Aim of the exercise.
Extract the lines that carry the string "will" from the listing.

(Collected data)
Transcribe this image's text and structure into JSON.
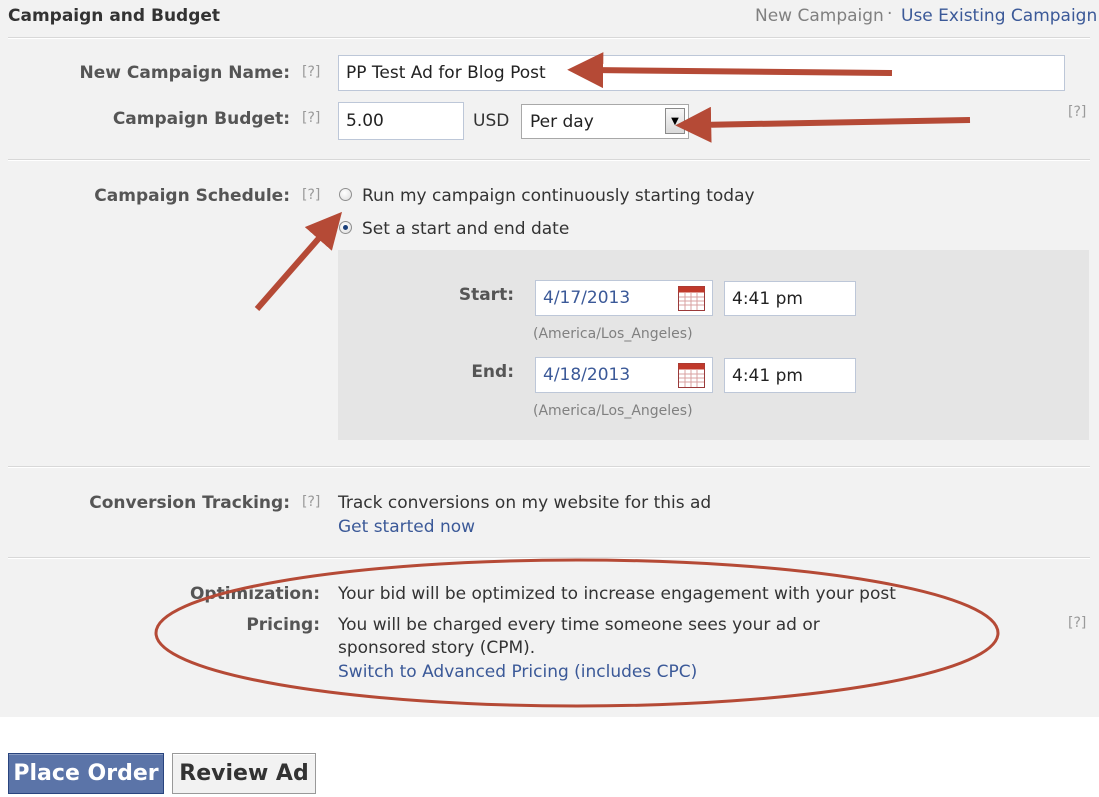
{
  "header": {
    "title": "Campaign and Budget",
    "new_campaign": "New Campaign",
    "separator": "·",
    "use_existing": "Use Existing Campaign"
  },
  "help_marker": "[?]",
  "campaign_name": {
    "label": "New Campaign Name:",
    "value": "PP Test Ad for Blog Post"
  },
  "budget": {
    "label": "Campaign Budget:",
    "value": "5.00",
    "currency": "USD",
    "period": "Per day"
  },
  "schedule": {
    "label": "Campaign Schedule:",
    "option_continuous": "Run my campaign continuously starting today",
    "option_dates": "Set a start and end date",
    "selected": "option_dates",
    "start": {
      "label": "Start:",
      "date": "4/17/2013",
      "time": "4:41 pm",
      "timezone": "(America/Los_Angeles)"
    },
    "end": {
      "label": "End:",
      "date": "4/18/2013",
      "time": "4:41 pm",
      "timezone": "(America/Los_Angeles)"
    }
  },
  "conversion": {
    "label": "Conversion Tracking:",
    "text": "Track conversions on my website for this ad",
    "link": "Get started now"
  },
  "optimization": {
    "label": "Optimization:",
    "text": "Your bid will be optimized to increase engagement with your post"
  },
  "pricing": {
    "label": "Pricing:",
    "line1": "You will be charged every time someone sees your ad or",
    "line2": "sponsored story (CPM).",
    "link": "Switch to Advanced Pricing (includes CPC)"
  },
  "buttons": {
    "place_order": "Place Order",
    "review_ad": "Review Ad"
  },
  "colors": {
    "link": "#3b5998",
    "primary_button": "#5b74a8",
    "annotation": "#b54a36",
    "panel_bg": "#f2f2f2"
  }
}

Task output.
    "text": "Your bid will be optimized to increase engagement with your post"
    "line1": "You will be charged every time someone sees your ad or",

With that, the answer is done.